== What the exercise asks ==
For the listing below, give the number of lines in which "Datensatz" occurs. Add nothing.

(Extracted records)
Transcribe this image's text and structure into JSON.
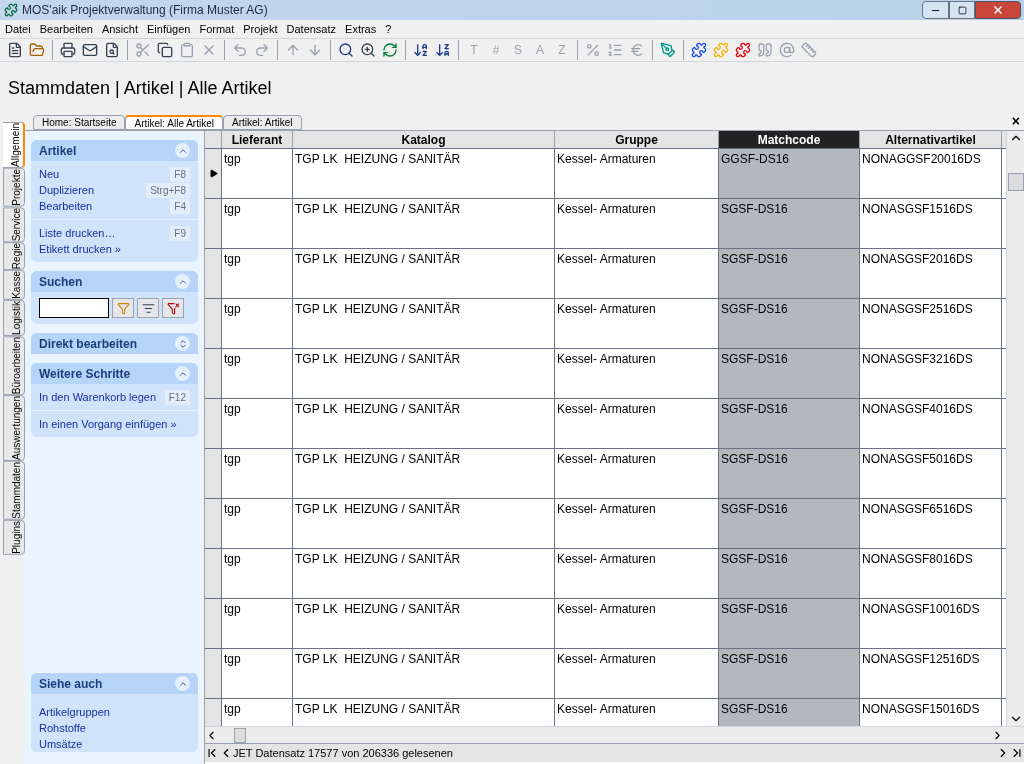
{
  "window": {
    "title": "MOS'aik Projektverwaltung (Firma Muster AG)"
  },
  "menu": [
    "Datei",
    "Bearbeiten",
    "Ansicht",
    "Einfügen",
    "Format",
    "Projekt",
    "Datensatz",
    "Extras",
    "?"
  ],
  "toolbar_glyphs": [
    "T",
    "#",
    "S",
    "A",
    "Z"
  ],
  "heading": "Stammdaten | Artikel | Alle Artikel",
  "side_tabs": [
    {
      "label": "Allgemein",
      "selected": true
    },
    {
      "label": "Projekte",
      "selected": false
    },
    {
      "label": "Service",
      "selected": false
    },
    {
      "label": "Regie",
      "selected": false
    },
    {
      "label": "Kasse",
      "selected": false
    },
    {
      "label": "Logistik",
      "selected": false
    },
    {
      "label": "Büroarbeiten",
      "selected": false
    },
    {
      "label": "Auswertungen",
      "selected": false
    },
    {
      "label": "Stammdaten",
      "selected": false
    },
    {
      "label": "Plugins",
      "selected": false
    }
  ],
  "doc_tabs": [
    {
      "label": "Home: Startseite",
      "selected": false
    },
    {
      "label": "Artikel: Alle Artikel",
      "selected": true
    },
    {
      "label": "Artikel: Artikel",
      "selected": false
    }
  ],
  "close_glyph": "×",
  "panels": [
    {
      "kind": "links",
      "title": "Artikel",
      "expanded": true,
      "groups": [
        [
          {
            "label": "Neu",
            "shortcut": "F8"
          },
          {
            "label": "Duplizieren",
            "shortcut": "Strg+F8"
          },
          {
            "label": "Bearbeiten",
            "shortcut": "F4"
          }
        ],
        [
          {
            "label": "Liste drucken…",
            "shortcut": "F9"
          },
          {
            "label": "Etikett drucken »"
          }
        ]
      ]
    },
    {
      "kind": "search",
      "title": "Suchen",
      "expanded": true
    },
    {
      "kind": "links",
      "title": "Direkt bearbeiten",
      "expanded": false
    },
    {
      "kind": "links",
      "title": "Weitere Schritte",
      "expanded": true,
      "groups": [
        [
          {
            "label": "In den Warenkorb legen",
            "shortcut": "F12"
          }
        ],
        [
          {
            "label": "In einen Vorgang einfügen »"
          }
        ]
      ]
    }
  ],
  "bottom_panel": {
    "title": "Siehe auch",
    "expanded": true,
    "links": [
      "Artikelgruppen",
      "Rohstoffe",
      "Umsätze"
    ]
  },
  "table": {
    "columns": [
      {
        "label": "Lieferant",
        "selected": false
      },
      {
        "label": "Katalog",
        "selected": false
      },
      {
        "label": "Gruppe",
        "selected": false
      },
      {
        "label": "Matchcode",
        "selected": true
      },
      {
        "label": "Alternativartikel",
        "selected": false
      }
    ],
    "rows": [
      {
        "selected": true,
        "cells": [
          "tgp",
          "TGP LK  HEIZUNG / SANITÄR",
          "Kessel- Armaturen",
          "GGSF-DS16",
          "NONAGGSF20016DS"
        ]
      },
      {
        "selected": false,
        "cells": [
          "tgp",
          "TGP LK  HEIZUNG / SANITÄR",
          "Kessel- Armaturen",
          "SGSF-DS16",
          "NONASGSF1516DS"
        ]
      },
      {
        "selected": false,
        "cells": [
          "tgp",
          "TGP LK  HEIZUNG / SANITÄR",
          "Kessel- Armaturen",
          "SGSF-DS16",
          "NONASGSF2016DS"
        ]
      },
      {
        "selected": false,
        "cells": [
          "tgp",
          "TGP LK  HEIZUNG / SANITÄR",
          "Kessel- Armaturen",
          "SGSF-DS16",
          "NONASGSF2516DS"
        ]
      },
      {
        "selected": false,
        "cells": [
          "tgp",
          "TGP LK  HEIZUNG / SANITÄR",
          "Kessel- Armaturen",
          "SGSF-DS16",
          "NONASGSF3216DS"
        ]
      },
      {
        "selected": false,
        "cells": [
          "tgp",
          "TGP LK  HEIZUNG / SANITÄR",
          "Kessel- Armaturen",
          "SGSF-DS16",
          "NONASGSF4016DS"
        ]
      },
      {
        "selected": false,
        "cells": [
          "tgp",
          "TGP LK  HEIZUNG / SANITÄR",
          "Kessel- Armaturen",
          "SGSF-DS16",
          "NONASGSF5016DS"
        ]
      },
      {
        "selected": false,
        "cells": [
          "tgp",
          "TGP LK  HEIZUNG / SANITÄR",
          "Kessel- Armaturen",
          "SGSF-DS16",
          "NONASGSF6516DS"
        ]
      },
      {
        "selected": false,
        "cells": [
          "tgp",
          "TGP LK  HEIZUNG / SANITÄR",
          "Kessel- Armaturen",
          "SGSF-DS16",
          "NONASGSF8016DS"
        ]
      },
      {
        "selected": false,
        "cells": [
          "tgp",
          "TGP LK  HEIZUNG / SANITÄR",
          "Kessel- Armaturen",
          "SGSF-DS16",
          "NONASGSF10016DS"
        ]
      },
      {
        "selected": false,
        "cells": [
          "tgp",
          "TGP LK  HEIZUNG / SANITÄR",
          "Kessel- Armaturen",
          "SGSF-DS16",
          "NONASGSF12516DS"
        ]
      },
      {
        "selected": false,
        "cells": [
          "tgp",
          "TGP LK  HEIZUNG / SANITÄR",
          "Kessel- Armaturen",
          "SGSF-DS16",
          "NONASGSF15016DS"
        ]
      }
    ]
  },
  "status_bar": "JET Datensatz 17577 von 206336 gelesenen"
}
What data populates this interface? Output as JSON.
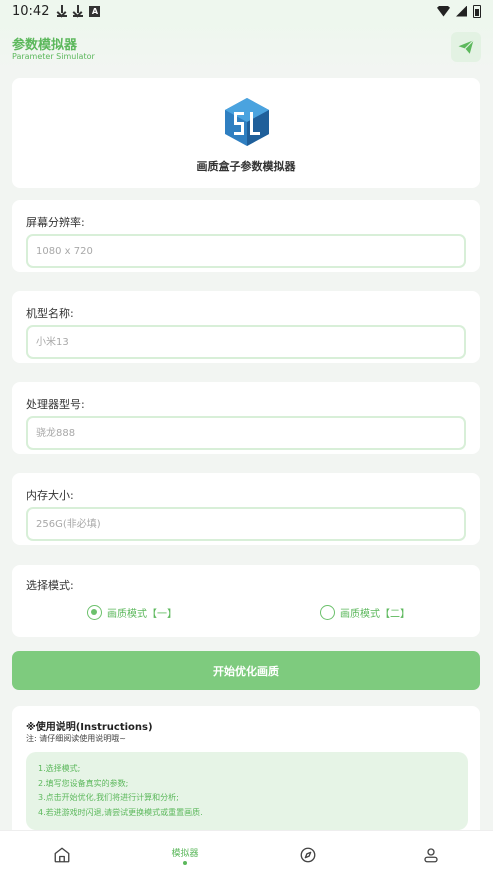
{
  "status_bar": {
    "time": "10:42"
  },
  "header": {
    "title": "参数模拟器",
    "subtitle": "Parameter Simulator"
  },
  "logo": {
    "caption": "画质盒子参数模拟器"
  },
  "fields": [
    {
      "label": "屏幕分辨率:",
      "placeholder": "1080 x 720"
    },
    {
      "label": "机型名称:",
      "placeholder": "小米13"
    },
    {
      "label": "处理器型号:",
      "placeholder": "骁龙888"
    },
    {
      "label": "内存大小:",
      "placeholder": "256G(非必填)"
    }
  ],
  "mode": {
    "label": "选择模式:",
    "options": [
      {
        "label": "画质模式【一】",
        "checked": true
      },
      {
        "label": "画质模式【二】",
        "checked": false
      }
    ]
  },
  "start_button": "开始优化画质",
  "instructions": {
    "title": "※使用说明(Instructions)",
    "note": "注: 请仔细阅读使用说明哦~",
    "steps": [
      "1.选择模式;",
      "2.填写您设备真实的参数;",
      "3.点击开始优化,我们将进行计算和分析;",
      "4.若进游戏时闪退,请尝试更换模式或重置画质."
    ]
  },
  "bottom_nav": {
    "active_label": "模拟器"
  },
  "colors": {
    "accent": "#5cb85c",
    "button": "#7ecb7e",
    "input_border": "#d8efd8"
  },
  "icons": [
    "download-icon",
    "app-a-icon",
    "wifi-icon",
    "signal-icon",
    "battery-icon",
    "send-icon",
    "home-icon",
    "compass-icon",
    "user-icon"
  ]
}
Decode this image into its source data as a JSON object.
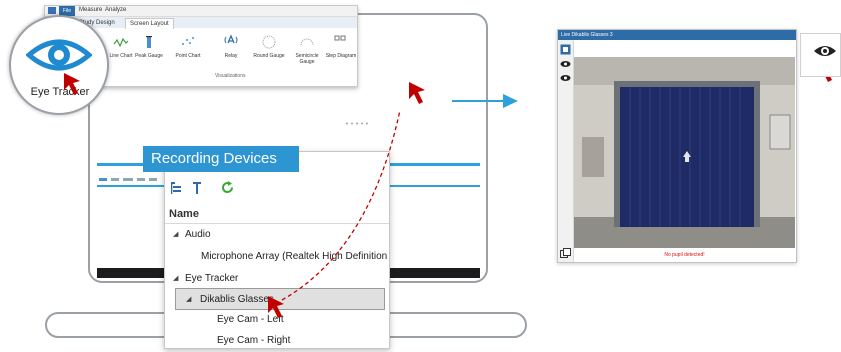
{
  "ribbon": {
    "top_menu": [
      "Measure",
      "Analyze"
    ],
    "file_tab": "File",
    "tabs": [
      "Study Design",
      "Screen Layout"
    ],
    "tools": [
      {
        "label": "Line Chart",
        "icon": "line-chart-icon"
      },
      {
        "label": "Peak Gauge",
        "icon": "peak-gauge-icon"
      },
      {
        "label": "Point Chart",
        "icon": "point-chart-icon"
      },
      {
        "label": "Relay",
        "icon": "relay-icon"
      },
      {
        "label": "Round Gauge",
        "icon": "round-gauge-icon"
      },
      {
        "label": "Semicircle Gauge",
        "icon": "semicircle-gauge-icon"
      },
      {
        "label": "Step Diagram",
        "icon": "step-diagram-icon"
      }
    ],
    "group_label": "Visualizations"
  },
  "eye_tracker_button": {
    "label": "Eye Tracker",
    "icon": "eye-icon",
    "color": "#1f8ad0"
  },
  "recording_devices": {
    "title": "Recording Devices",
    "toolbar_icons": [
      "device-list-icon",
      "pin-icon",
      "refresh-icon"
    ],
    "column_header": "Name",
    "tree": [
      {
        "label": "Audio",
        "level": 0,
        "expanded": true,
        "selected": false
      },
      {
        "label": "Microphone Array (Realtek High Definition",
        "level": 1,
        "expanded": false,
        "selected": false
      },
      {
        "label": "Eye Tracker",
        "level": 0,
        "expanded": true,
        "selected": false
      },
      {
        "label": "Dikablis Glasses",
        "level": 1,
        "expanded": true,
        "selected": true
      },
      {
        "label": "Eye Cam - Left",
        "level": 2,
        "expanded": false,
        "selected": false
      },
      {
        "label": "Eye Cam - Right",
        "level": 2,
        "expanded": false,
        "selected": false
      }
    ]
  },
  "live_window": {
    "title": "Live Dikablis Glasses 3",
    "status": "No pupil detected!",
    "side_icons": [
      "video-icon",
      "eye-icon",
      "eye-icon"
    ],
    "bottom_icon": "copy-icon"
  },
  "colors": {
    "accent": "#2e95d3",
    "cursor": "#c00000",
    "arrow": "#2ea1dc"
  }
}
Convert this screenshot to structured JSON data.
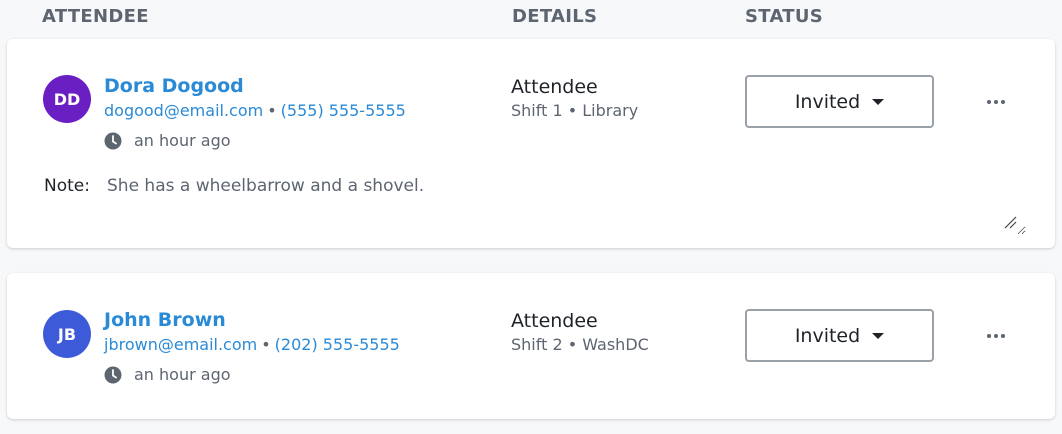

== Correct result ==
2